* _SET EXERCISE 1_: According to the 1932 comics timeline, which character makes its debut with the first publication of the Silly Symphony comic strip?
* _SET EXERCISE 2_: Pick up the 1932 comics timeline right after its final line and carry it forward in the same format.

* _EXCERPTED PASSAGE_:
= 1932 in comics =

Notable events of 1932 in comics.

==Events and publications==

===Year overall===
- Rudolf Petersson creates 91:an.
- Lino Palacio creates Don Fulgencio.

===January===
- January 10: First publication of the Silly Symphony comic strip by Earl Duvall and Al Taliaferro, which also marks the debut of the character Bucky Bug.
- January 11: The first episode of Mickey Mouse and the Great Orphanage Robbery, by Floyd Gottrfedson, is published.
- January 10: Clarence D. Russell's Pete the Tramp makes its debut. It will run until 12 December 1963.

===March===
- March 6: The first episode of Roland Davies' Come On, Steve is published and will run until 1949.
- March 19: Carl Anderson's Henry makes its debut.
- March 20: In E.C. Segar's Thimble Theatre J. Wellington Wimpy first quotes his classic line: "I would gladly pay you Tuesday for a hamburger today."
- March: George Lichty's Grin and Bear It makes its debut. It will run until May 3, 2015.

=== May ===

- May 16: The first episode of Mickey Mouse sails for Treasure Island by Floyd Gottrfedson, is published.

===June===
- June 6: Clifford McBride's Napoleon and Uncle Elby makes its debut.

===August===
- August 14: Frederick Burr Opper's Happy Hooligan comes to an end after 32 years of syndication.

* _ITEMS_:
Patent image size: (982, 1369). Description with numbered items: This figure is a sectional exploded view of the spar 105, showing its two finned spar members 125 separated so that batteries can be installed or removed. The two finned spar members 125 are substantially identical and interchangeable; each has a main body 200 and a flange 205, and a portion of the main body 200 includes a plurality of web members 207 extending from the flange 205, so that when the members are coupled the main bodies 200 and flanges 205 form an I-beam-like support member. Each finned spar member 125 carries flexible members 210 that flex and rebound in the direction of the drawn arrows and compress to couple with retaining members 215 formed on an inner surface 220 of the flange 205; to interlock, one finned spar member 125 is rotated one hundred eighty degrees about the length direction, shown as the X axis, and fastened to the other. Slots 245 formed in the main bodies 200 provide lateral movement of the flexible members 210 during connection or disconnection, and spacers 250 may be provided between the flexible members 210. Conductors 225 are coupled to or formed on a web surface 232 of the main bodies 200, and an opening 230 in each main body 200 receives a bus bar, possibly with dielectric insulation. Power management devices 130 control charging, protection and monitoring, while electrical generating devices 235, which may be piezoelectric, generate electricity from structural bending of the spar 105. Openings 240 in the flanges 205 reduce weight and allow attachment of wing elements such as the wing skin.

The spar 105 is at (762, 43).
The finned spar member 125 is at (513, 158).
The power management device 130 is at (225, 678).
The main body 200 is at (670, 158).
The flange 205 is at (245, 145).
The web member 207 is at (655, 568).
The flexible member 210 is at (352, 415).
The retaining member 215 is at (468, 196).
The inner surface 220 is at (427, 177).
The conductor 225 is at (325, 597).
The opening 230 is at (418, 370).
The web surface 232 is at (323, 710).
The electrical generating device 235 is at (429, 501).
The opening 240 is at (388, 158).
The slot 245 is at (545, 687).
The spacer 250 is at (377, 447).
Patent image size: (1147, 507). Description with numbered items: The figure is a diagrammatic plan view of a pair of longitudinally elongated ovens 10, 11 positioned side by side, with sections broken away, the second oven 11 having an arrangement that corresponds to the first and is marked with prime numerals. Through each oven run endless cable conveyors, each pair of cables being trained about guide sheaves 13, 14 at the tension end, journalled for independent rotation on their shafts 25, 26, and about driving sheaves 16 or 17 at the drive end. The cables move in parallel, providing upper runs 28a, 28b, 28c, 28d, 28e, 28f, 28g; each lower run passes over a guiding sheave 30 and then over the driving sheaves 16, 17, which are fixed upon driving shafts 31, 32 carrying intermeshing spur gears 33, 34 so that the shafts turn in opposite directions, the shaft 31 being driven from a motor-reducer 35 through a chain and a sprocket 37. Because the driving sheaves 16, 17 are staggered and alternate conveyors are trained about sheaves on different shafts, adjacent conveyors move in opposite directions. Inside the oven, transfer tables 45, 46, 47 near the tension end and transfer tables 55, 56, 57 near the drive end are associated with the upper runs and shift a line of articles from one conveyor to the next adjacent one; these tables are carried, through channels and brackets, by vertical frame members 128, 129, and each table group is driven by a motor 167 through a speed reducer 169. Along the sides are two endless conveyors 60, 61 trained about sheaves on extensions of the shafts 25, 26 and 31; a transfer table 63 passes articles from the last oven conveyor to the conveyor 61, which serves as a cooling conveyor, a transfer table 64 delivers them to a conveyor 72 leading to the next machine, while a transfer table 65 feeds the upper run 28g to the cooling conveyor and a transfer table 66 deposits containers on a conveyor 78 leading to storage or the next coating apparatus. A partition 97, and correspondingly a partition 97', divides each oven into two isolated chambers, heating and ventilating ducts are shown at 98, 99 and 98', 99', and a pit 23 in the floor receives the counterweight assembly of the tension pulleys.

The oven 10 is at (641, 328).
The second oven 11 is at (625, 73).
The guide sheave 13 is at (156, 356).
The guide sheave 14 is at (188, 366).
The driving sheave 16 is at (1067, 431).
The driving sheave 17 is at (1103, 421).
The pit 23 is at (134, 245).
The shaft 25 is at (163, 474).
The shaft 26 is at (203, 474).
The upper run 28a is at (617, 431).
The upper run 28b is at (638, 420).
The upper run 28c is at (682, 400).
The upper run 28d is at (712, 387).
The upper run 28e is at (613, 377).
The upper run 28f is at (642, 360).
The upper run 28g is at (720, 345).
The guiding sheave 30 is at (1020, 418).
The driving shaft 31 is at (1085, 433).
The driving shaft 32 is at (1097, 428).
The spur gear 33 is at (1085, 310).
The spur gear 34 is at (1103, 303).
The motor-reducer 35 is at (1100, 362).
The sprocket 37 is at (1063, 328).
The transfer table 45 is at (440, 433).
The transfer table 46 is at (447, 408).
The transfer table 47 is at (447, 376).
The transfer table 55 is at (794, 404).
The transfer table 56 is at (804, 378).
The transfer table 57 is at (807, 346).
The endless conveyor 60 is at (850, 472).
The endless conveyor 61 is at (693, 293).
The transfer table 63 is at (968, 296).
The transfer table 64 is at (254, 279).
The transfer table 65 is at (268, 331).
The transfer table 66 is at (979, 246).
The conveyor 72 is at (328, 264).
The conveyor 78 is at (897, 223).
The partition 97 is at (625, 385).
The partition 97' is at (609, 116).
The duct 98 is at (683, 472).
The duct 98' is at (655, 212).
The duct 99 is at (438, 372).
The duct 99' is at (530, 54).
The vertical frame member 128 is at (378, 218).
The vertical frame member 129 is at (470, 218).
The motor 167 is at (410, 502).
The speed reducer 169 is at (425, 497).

* _WRITTEN REPLY 1_: Bucky Bug

* _WRITTEN REPLY 2_:
===September===
- September 8: In Dick Tracy, his future adoptive son Junior Tracy makes his debut.
- September 12: First appearance of Bluto and George W. Geezil in E.C. Segar's Thimble Theatre.
- September 18: First appearance of Morty and Ferdie Fieldmouse, the nephews of Mickey Mouse in Floyd Gottfreson's story Mickey’s nephews.
- September 25: The first issue of the Flemish comics magazine Ons Volkske is published.

===October===
- October 14: Frederick Burr Opper's comic strip And Her Name Was Maud comes to an end, after being in syndication since 1904.
- October 29: Walter Quermann's comic strip Toy Talkies makes its debut and will later change its title to Hickory Hollow Folks. It will run until 1955.

===November===
- November 12: The first episode of Floyd Gottfredson's Mickey Mouse story Blaggard Castle is published.

===December===
- December 5: V.T. Hamlin's Alley Oop makes its debut.
- December 5: Norman Pett's Jane makes its debut and will run until 10 October 1959.
- December 8: Hergé's Tintin story The Cigars of the Pharaoh starts in prepublication in Le Petit Vingtième. Halfway the story Tintin's nemesis Roberto Rastapopoulos and the bumbling police inspectors Thompson and Thomson make their debut.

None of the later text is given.